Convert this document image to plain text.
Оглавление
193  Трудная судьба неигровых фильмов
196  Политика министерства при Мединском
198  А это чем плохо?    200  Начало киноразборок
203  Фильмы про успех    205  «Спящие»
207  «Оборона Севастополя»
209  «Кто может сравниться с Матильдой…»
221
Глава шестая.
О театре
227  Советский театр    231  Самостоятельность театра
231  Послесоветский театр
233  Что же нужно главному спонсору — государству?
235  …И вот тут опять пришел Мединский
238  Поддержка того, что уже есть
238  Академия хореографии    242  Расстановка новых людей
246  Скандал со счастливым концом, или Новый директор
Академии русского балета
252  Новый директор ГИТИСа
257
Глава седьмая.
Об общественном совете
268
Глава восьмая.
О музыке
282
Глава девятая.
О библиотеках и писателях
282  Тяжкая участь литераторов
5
◆ ◆ ◆ ◆ ◆ ◆ ◆
_STATED PROBLEM:_ Write out all of the records above exactly as they appear.

_ANSWER TO THIS TASK:_
Convert this document image to plain text.
Оглавление
193  Трудная судьба неигровых фильмов
196  Политика министерства при Мединском
198  А это чем плохо?    200  Начало киноразборок
203  Фильмы про успех    205  «Спящие»
207  «Оборона Севастополя»
209  «Кто может сравниться с Матильдой…»
221
Глава шестая.
О театре
227  Советский театр    231  Самостоятельность театра
231  Послесоветский театр
233  Что же нужно главному спонсору — государству?
235  …И вот тут опять пришел Мединский
238  Поддержка того, что уже есть
238  Академия хореографии    242  Расстановка новых людей
246  Скандал со счастливым концом, или Новый директор
Академии русского балета
252  Новый директор ГИТИСа
257
Глава седьмая.
Об общественном совете
268
Глава восьмая.
О музыке
282
Глава девятая.
О библиотеках и писателях
282  Тяжкая участь литераторов
5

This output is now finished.